What you will do »
Restate the complete material exactly.

[Records]
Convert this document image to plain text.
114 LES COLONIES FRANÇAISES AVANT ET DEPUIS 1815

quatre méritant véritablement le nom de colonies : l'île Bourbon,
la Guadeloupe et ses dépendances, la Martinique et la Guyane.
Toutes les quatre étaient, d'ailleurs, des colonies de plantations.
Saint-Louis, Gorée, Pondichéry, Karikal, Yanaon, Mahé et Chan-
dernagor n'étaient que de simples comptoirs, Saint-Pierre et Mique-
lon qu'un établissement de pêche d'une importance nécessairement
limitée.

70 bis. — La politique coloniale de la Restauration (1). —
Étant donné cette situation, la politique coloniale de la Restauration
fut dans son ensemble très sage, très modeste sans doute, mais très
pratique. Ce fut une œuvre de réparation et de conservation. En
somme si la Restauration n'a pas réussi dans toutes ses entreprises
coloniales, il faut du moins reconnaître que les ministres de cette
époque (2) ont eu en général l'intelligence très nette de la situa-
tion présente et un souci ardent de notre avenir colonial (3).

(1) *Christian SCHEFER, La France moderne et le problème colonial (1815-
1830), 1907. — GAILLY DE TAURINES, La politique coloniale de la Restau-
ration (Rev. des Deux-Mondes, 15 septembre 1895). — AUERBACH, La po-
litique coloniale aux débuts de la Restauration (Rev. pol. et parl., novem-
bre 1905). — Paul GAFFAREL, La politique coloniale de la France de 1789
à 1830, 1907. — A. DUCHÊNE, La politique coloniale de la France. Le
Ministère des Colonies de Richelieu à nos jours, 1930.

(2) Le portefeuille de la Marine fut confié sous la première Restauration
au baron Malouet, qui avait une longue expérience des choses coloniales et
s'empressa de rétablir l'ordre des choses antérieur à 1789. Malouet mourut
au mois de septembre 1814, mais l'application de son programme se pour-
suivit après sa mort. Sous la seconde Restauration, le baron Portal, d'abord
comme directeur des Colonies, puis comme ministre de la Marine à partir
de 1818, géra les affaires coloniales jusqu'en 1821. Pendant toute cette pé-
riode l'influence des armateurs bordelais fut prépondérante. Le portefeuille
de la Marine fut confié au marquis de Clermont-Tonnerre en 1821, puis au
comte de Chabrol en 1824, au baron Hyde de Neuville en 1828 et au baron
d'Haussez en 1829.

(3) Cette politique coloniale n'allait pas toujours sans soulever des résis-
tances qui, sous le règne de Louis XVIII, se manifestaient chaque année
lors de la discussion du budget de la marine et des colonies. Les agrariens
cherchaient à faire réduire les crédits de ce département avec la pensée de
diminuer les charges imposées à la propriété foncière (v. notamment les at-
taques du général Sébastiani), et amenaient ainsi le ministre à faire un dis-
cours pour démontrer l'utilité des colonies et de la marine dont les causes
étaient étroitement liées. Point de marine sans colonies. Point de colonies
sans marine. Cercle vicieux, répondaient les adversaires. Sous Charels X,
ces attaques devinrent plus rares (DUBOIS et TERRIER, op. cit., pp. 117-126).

Answer to the problem »
Convert this document image to plain text.
114 LES COLONIES FRANÇAISES AVANT ET DEPUIS 1815

quatre méritant véritablement le nom de colonies : l'île Bourbon,
la Guadeloupe et ses dépendances, la Martinique et la Guyane.
Toutes les quatre étaient, d'ailleurs, des colonies de plantations.
Saint-Louis, Gorée, Pondichéry, Karikal, Yanaon, Mahé et Chan-
dernagor n'étaient que de simples comptoirs, Saint-Pierre et Mique-
lon qu'un établissement de pêche d'une importance nécessairement
limitée.

70 bis. — La politique coloniale de la Restauration (1). —
Étant donné cette situation, la politique coloniale de la Restauration
fut dans son ensemble très sage, très modeste sans doute, mais très
pratique. Ce fut une œuvre de réparation et de conservation. En
somme si la Restauration n'a pas réussi dans toutes ses entreprises
coloniales, il faut du moins reconnaître que les ministres de cette
époque (2) ont eu en général l'intelligence très nette de la situa-
tion présente et un souci ardent de notre avenir colonial (3).

(1) *Christian SCHEFER, La France moderne et le problème colonial (1815-
1830), 1907. — GAILLY DE TAURINES, La politique coloniale de la Restau-
ration (Rev. des Deux-Mondes, 15 septembre 1895). — AUERBACH, La po-
litique coloniale aux débuts de la Restauration (Rev. pol. et parl., novem-
bre 1905). — Paul GAFFAREL, La politique coloniale de la France de 1789
à 1830, 1907. — A. DUCHÊNE, La politique coloniale de la France. Le
Ministère des Colonies de Richelieu à nos jours, 1930.

(2) Le portefeuille de la Marine fut confié sous la première Restauration
au baron Malouet, qui avait une longue expérience des choses coloniales et
s'empressa de rétablir l'ordre des choses antérieur à 1789. Malouet mourut
au mois de septembre 1814, mais l'application de son programme se pour-
suivit après sa mort. Sous la seconde Restauration, le baron Portal, d'abord
comme directeur des Colonies, puis comme ministre de la Marine à partir
de 1818, géra les affaires coloniales jusqu'en 1821. Pendant toute cette pé-
riode l'influence des armateurs bordelais fut prépondérante. Le portefeuille
de la Marine fut confié au marquis de Clermont-Tonnerre en 1821, puis au
comte de Chabrol en 1824, au baron Hyde de Neuville en 1828 et au baron
d'Haussez en 1829.

(3) Cette politique coloniale n'allait pas toujours sans soulever des résis-
tances qui, sous le règne de Louis XVIII, se manifestaient chaque année
lors de la discussion du budget de la marine et des colonies. Les agrariens
cherchaient à faire réduire les crédits de ce département avec la pensée de
diminuer les charges imposées à la propriété foncière (v. notamment les at-
taques du général Sébastiani), et amenaient ainsi le ministre à faire un dis-
cours pour démontrer l'utilité des colonies et de la marine dont les causes
étaient étroitement liées. Point de marine sans colonies. Point de colonies
sans marine. Cercle vicieux, répondaient les adversaires. Sous Charels X,
ces attaques devinrent plus rares (DUBOIS et TERRIER, op. cit., pp. 117-126).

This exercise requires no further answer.